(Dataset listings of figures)

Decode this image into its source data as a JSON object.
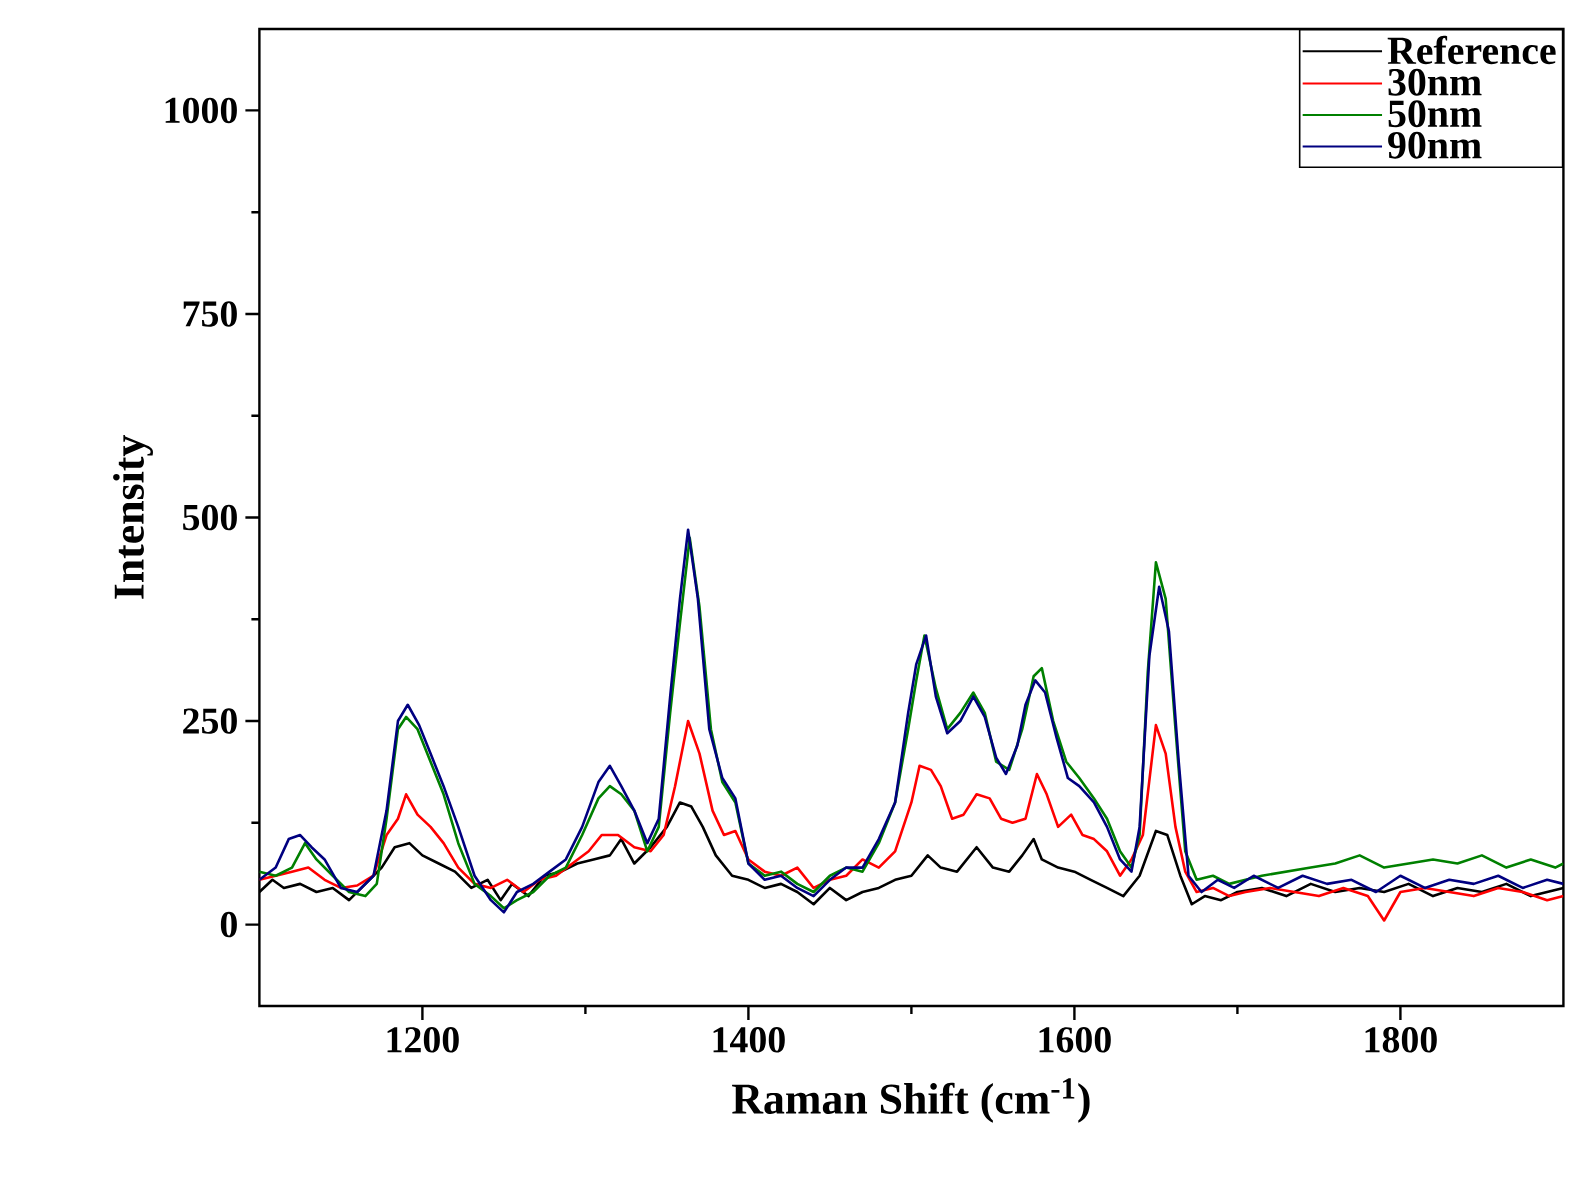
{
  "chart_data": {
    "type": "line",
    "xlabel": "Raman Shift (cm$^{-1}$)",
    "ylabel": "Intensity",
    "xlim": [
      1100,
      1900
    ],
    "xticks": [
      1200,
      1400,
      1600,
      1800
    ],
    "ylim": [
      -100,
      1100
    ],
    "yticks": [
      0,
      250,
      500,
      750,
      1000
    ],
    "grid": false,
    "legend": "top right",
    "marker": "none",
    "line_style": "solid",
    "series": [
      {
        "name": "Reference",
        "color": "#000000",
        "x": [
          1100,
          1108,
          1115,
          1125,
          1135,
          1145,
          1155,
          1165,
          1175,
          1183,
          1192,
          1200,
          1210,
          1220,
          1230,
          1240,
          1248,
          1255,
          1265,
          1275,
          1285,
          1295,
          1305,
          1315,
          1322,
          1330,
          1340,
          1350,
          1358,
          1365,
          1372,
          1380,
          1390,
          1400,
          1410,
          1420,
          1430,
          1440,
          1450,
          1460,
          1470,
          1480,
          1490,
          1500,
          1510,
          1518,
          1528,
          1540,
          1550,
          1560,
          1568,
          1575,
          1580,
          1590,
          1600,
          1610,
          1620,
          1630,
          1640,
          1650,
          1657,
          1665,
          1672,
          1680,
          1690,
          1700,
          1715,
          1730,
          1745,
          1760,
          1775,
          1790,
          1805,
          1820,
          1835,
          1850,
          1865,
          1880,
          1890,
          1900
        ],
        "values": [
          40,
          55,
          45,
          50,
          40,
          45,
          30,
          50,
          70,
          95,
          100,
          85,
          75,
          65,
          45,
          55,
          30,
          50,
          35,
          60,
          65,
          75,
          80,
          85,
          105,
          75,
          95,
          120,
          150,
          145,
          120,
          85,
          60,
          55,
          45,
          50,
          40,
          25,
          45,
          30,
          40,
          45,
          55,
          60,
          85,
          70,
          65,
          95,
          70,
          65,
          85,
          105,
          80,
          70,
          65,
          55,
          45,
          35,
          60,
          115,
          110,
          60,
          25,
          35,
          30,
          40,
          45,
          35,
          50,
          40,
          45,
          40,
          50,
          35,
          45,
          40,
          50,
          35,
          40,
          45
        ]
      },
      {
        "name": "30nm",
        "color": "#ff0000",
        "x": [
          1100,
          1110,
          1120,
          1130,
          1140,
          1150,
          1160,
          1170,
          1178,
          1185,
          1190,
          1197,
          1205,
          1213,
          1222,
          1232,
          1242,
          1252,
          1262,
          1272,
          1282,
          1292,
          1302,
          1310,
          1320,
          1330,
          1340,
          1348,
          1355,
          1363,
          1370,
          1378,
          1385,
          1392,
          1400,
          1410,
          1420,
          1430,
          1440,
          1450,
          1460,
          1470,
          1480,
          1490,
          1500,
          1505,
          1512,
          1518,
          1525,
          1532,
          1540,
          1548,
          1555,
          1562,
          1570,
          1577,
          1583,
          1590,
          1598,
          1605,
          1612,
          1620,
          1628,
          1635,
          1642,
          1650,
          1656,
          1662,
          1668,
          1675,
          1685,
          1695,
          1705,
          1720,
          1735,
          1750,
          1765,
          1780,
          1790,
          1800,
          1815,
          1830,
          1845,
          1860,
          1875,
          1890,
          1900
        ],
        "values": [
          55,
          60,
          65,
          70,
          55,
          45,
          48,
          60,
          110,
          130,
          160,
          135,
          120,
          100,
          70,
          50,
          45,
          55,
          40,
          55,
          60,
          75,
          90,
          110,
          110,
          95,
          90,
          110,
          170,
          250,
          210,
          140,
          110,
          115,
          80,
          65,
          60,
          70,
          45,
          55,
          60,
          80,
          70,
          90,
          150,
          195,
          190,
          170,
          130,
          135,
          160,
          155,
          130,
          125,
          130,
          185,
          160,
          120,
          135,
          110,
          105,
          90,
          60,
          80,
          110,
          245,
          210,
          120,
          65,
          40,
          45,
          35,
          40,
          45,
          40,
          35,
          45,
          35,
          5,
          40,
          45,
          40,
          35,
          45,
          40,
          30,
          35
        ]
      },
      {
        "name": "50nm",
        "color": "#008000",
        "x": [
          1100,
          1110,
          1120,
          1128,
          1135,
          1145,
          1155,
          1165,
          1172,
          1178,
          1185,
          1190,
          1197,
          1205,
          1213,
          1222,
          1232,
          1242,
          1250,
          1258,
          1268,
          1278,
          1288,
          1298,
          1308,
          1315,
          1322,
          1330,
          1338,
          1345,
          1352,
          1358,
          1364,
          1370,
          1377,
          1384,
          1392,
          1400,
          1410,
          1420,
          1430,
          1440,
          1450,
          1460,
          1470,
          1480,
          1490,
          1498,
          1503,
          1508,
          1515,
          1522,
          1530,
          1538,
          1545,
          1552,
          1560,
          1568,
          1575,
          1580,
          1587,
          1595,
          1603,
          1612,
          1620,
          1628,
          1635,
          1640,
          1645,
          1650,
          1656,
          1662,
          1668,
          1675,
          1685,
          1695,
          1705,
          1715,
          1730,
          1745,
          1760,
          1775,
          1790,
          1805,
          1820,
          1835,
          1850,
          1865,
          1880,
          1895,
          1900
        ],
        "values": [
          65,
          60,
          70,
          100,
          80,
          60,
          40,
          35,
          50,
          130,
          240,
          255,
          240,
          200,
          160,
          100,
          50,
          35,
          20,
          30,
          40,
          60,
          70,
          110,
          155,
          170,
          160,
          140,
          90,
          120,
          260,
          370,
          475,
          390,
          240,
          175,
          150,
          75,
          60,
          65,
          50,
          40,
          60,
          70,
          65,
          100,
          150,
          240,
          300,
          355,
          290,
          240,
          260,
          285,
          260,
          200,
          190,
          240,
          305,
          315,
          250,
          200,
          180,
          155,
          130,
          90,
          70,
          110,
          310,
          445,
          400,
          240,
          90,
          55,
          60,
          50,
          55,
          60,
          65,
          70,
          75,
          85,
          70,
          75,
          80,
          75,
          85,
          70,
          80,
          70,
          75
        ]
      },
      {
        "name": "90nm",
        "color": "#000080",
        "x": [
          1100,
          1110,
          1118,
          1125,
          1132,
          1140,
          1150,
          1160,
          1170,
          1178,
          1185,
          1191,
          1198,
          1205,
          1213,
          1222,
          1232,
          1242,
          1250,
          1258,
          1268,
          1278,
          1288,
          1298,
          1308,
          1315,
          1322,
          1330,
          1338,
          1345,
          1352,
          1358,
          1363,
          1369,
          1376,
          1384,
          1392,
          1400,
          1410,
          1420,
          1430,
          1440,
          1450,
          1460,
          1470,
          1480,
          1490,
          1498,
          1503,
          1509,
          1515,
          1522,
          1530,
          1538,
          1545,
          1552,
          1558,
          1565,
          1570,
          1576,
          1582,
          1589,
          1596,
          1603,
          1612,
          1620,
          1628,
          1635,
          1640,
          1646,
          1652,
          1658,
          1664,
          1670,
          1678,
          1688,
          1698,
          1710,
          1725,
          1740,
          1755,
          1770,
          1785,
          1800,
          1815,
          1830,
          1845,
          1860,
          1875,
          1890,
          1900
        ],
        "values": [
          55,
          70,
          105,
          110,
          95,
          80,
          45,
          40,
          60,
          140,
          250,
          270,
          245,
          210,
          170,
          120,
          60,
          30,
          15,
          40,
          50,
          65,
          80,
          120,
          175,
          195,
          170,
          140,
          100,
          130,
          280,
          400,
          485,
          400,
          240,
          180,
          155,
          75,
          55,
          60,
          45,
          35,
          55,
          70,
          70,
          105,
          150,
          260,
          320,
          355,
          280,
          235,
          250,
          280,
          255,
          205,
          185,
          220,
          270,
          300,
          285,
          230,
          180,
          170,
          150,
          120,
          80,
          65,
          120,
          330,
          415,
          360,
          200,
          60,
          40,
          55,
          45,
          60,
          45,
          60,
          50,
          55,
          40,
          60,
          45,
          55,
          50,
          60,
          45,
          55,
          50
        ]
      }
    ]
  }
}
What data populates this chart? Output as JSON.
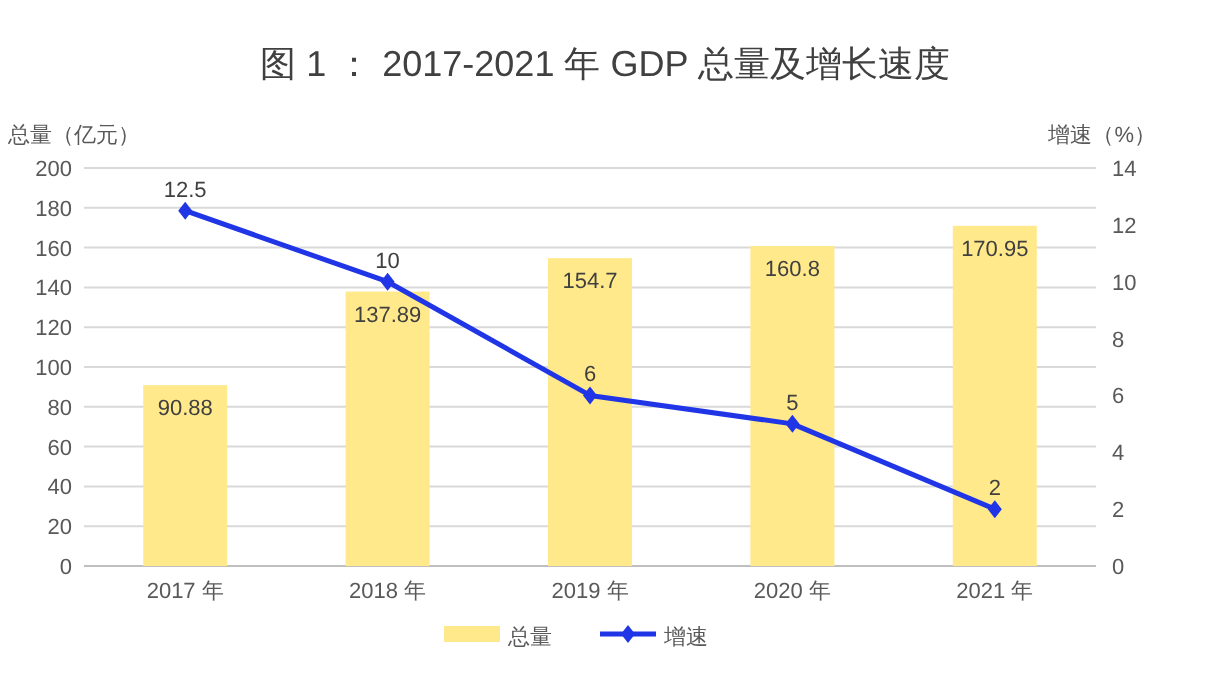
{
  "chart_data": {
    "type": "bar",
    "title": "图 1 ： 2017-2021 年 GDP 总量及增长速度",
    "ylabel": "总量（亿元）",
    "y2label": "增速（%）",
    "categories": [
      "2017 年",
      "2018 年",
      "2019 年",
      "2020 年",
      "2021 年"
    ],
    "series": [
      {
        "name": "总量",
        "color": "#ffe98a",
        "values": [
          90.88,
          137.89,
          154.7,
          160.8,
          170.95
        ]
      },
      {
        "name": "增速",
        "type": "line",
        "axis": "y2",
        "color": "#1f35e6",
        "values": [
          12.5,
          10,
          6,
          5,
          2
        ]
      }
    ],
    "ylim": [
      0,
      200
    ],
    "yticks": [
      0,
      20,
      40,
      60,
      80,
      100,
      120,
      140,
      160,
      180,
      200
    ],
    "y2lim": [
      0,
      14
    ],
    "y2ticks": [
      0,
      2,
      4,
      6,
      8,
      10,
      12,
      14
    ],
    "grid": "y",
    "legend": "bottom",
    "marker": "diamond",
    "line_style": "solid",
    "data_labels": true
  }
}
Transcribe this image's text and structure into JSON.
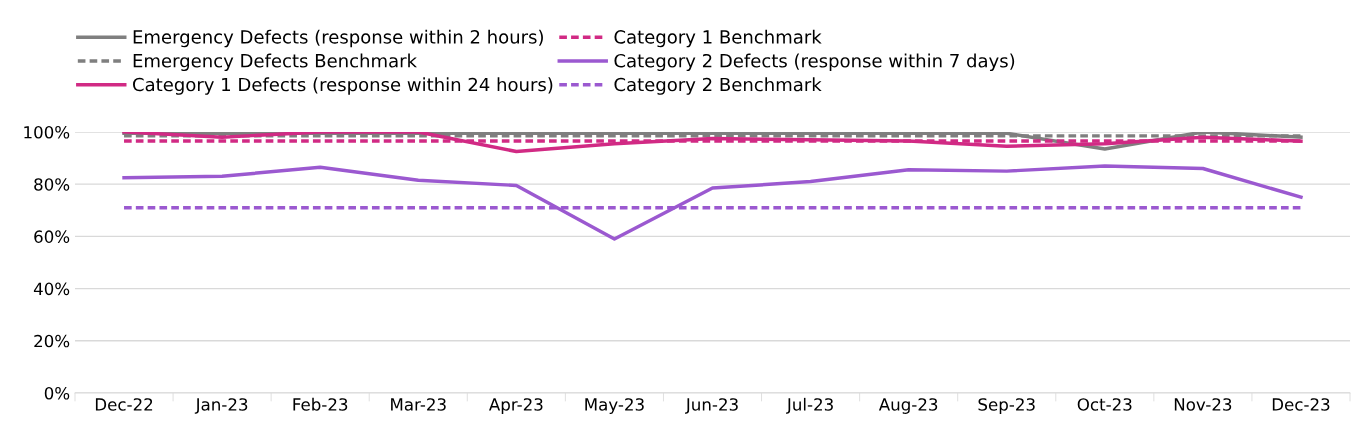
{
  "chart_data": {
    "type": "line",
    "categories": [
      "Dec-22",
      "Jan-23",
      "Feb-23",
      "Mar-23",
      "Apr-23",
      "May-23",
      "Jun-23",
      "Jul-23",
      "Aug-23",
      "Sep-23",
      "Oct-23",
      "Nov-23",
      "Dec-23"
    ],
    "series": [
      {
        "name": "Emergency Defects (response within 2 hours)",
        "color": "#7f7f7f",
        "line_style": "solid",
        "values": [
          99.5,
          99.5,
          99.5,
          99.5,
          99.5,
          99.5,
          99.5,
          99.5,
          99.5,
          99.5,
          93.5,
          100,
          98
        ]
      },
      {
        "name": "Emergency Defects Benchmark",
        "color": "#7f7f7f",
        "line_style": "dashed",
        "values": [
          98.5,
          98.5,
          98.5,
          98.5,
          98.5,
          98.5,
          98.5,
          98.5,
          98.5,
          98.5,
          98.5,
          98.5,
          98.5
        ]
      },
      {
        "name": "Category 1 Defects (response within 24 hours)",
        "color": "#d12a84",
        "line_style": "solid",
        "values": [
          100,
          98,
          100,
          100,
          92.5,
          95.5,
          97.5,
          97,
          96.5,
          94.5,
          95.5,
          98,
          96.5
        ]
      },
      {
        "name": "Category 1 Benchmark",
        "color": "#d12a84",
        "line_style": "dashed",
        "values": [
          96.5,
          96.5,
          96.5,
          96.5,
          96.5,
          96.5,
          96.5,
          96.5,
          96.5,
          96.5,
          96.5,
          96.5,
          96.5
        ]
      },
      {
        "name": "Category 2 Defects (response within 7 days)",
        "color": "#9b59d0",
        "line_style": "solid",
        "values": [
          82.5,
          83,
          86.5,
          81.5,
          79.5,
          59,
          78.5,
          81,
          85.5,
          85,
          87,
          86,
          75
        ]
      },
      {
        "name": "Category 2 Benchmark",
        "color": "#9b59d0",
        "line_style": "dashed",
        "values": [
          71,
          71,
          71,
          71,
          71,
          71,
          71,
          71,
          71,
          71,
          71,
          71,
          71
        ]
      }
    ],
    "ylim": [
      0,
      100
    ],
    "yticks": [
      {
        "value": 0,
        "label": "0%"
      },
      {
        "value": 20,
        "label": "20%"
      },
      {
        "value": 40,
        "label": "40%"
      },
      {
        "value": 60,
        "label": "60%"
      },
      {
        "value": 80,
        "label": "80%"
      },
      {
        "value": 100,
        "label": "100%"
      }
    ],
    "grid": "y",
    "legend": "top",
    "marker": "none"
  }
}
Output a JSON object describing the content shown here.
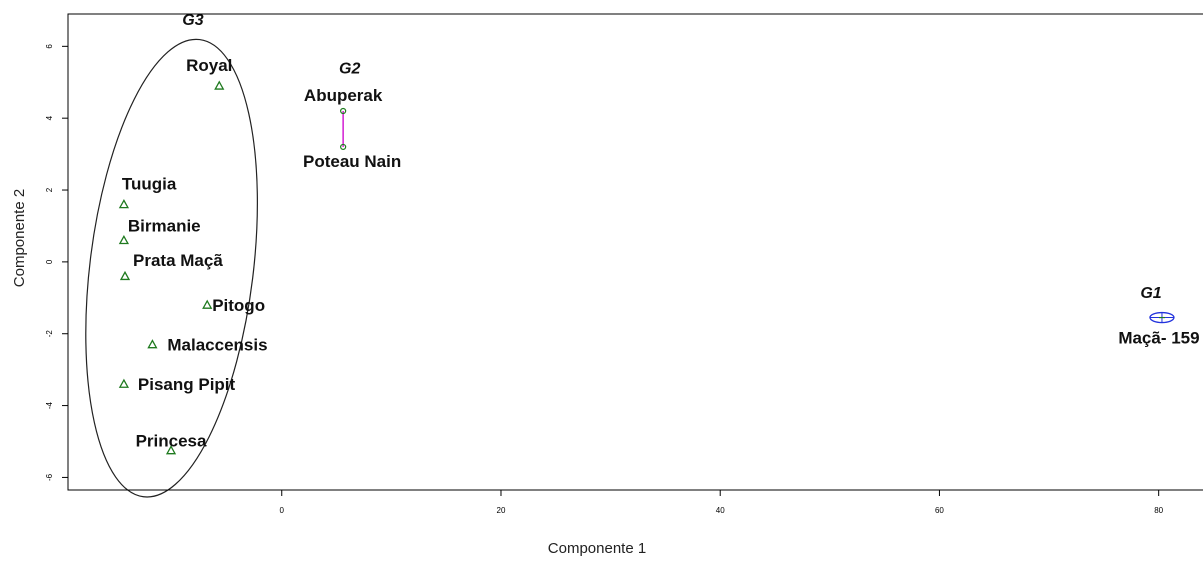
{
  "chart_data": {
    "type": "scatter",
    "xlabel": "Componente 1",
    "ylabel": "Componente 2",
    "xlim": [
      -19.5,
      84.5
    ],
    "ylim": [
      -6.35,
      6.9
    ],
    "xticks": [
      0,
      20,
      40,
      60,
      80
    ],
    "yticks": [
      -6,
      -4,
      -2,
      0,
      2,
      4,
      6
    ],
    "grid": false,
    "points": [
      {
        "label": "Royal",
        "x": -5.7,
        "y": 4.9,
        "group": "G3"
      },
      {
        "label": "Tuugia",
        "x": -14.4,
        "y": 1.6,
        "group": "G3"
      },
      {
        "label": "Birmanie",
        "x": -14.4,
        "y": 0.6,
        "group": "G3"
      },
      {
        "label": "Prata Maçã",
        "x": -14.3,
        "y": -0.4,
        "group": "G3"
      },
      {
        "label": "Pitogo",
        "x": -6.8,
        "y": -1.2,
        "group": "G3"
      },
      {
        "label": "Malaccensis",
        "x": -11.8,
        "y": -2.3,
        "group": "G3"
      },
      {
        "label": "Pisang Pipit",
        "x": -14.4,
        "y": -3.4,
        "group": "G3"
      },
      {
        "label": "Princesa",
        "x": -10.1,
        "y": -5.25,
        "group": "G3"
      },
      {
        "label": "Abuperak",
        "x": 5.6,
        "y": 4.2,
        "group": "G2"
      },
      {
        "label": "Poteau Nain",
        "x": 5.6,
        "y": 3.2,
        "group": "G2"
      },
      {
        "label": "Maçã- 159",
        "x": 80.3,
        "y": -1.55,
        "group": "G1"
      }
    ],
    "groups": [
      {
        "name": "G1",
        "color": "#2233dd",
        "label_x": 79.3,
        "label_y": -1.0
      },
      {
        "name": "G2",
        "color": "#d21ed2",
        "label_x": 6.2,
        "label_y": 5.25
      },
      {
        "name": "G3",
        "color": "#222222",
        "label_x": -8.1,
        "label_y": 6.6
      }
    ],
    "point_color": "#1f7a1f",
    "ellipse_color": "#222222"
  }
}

# Aim
Which lines include "image"? Copy each of them out.

# Solved problem
Decode this image into its source data as a JSON object.
Transcribe this image's text and structure into JSON.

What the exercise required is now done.